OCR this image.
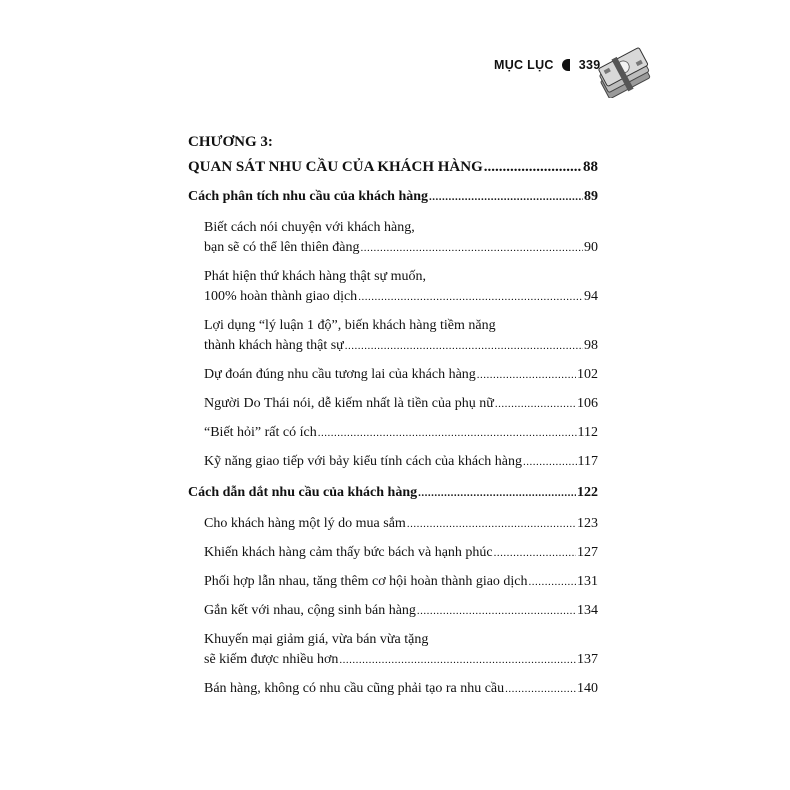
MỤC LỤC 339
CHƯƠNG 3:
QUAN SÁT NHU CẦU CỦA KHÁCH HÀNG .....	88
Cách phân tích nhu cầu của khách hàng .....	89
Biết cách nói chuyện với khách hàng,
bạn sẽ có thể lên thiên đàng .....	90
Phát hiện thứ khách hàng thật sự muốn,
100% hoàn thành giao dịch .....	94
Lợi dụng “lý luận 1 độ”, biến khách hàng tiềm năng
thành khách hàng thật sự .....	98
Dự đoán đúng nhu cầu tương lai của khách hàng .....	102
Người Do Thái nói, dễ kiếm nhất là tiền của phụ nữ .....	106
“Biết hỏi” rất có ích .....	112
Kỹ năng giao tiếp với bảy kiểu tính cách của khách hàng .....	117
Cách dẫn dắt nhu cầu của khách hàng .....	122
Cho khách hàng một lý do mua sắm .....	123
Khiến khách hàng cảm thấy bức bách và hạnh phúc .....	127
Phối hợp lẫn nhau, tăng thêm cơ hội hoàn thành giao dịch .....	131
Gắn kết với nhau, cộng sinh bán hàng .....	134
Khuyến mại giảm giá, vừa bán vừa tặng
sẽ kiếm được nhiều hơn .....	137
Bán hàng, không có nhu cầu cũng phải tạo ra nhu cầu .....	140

==

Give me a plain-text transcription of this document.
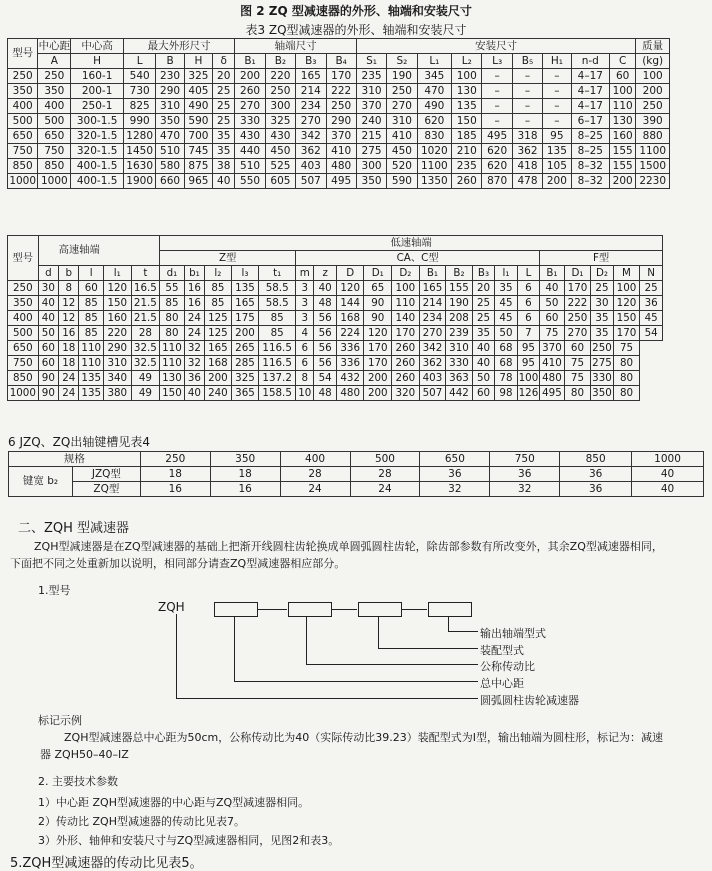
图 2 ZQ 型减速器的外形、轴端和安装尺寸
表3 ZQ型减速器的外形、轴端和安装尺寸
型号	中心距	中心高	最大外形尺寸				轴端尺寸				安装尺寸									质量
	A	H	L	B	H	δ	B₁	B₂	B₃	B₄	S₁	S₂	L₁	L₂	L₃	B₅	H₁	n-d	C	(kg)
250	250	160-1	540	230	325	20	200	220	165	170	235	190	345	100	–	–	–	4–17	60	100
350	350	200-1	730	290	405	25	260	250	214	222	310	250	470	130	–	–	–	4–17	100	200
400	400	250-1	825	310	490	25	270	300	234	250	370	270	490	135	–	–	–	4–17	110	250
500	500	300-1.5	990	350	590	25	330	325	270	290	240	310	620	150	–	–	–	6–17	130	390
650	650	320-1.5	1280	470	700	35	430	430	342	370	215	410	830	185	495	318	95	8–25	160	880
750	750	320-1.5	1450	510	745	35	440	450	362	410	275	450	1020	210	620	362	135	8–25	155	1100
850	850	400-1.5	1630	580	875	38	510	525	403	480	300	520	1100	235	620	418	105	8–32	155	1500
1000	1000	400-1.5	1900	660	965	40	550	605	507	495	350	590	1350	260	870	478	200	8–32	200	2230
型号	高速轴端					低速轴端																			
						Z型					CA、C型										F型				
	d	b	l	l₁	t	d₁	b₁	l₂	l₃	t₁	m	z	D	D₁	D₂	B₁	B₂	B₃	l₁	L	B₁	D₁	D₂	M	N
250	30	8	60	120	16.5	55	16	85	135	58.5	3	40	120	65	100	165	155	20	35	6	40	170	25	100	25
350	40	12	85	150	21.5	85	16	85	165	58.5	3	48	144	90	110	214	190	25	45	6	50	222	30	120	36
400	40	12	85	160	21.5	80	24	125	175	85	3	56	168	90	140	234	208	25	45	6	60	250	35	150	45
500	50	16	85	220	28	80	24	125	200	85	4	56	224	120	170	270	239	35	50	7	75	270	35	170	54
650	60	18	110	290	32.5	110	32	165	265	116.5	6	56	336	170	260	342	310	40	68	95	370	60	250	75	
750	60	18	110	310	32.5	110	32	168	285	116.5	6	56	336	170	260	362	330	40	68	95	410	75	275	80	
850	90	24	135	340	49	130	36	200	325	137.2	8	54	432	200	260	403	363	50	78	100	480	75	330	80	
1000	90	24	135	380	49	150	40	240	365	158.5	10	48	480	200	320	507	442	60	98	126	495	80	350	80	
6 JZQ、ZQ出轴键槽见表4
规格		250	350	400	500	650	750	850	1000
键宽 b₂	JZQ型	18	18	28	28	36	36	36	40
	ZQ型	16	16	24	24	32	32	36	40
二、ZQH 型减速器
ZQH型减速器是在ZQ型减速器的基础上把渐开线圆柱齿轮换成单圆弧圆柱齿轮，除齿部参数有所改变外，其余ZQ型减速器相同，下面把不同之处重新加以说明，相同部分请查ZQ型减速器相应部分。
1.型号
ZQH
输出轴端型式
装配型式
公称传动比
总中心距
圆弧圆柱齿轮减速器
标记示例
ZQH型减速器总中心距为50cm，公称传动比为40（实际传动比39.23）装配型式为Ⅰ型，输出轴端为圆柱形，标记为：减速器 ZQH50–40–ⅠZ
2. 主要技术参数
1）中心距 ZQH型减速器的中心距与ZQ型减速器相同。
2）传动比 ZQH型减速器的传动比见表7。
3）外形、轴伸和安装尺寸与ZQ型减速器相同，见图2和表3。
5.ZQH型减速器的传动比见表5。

* * *

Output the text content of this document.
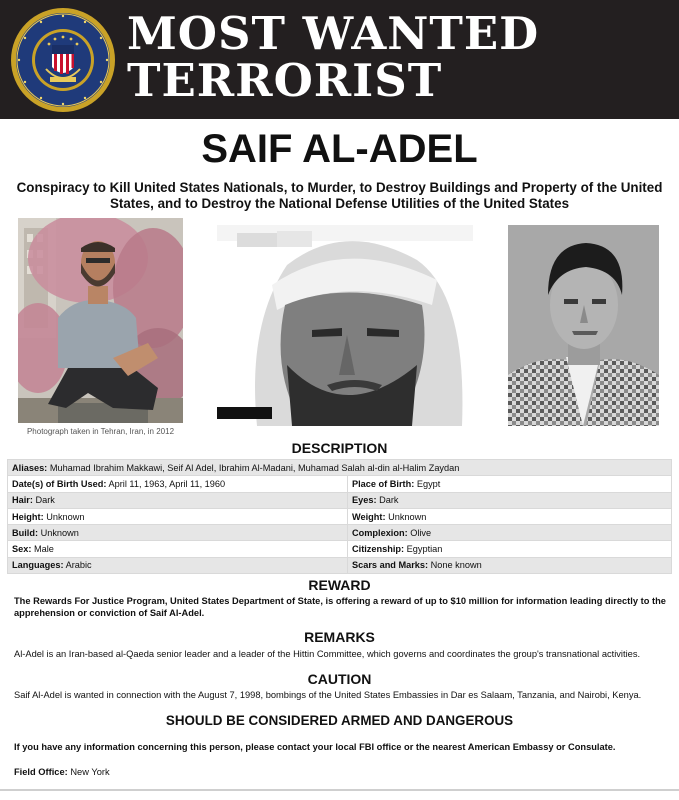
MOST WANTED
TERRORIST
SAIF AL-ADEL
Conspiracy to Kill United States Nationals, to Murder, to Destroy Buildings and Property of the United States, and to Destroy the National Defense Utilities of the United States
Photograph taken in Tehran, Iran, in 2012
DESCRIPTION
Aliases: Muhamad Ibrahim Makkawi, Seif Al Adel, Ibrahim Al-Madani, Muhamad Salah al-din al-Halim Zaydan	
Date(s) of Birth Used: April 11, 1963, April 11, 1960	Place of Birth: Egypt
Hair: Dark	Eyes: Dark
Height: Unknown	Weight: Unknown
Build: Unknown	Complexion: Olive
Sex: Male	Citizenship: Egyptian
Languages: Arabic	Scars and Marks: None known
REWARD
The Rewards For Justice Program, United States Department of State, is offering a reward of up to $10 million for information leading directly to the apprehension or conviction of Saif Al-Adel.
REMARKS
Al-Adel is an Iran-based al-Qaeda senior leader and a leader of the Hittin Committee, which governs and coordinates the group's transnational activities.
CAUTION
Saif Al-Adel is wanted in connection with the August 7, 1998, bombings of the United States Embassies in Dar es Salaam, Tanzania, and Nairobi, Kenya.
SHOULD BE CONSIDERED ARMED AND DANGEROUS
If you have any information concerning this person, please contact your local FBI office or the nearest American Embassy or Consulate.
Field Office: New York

Aim | Identify each line of the material where the word "Iran" shows up, and copy it.

Response for this exercise |
Photograph taken in Tehran, Iran, in 2012
Al-Adel is an Iran-based al-Qaeda senior leader and a leader of the Hittin Committee, which governs and coordinates the group's transnational activities.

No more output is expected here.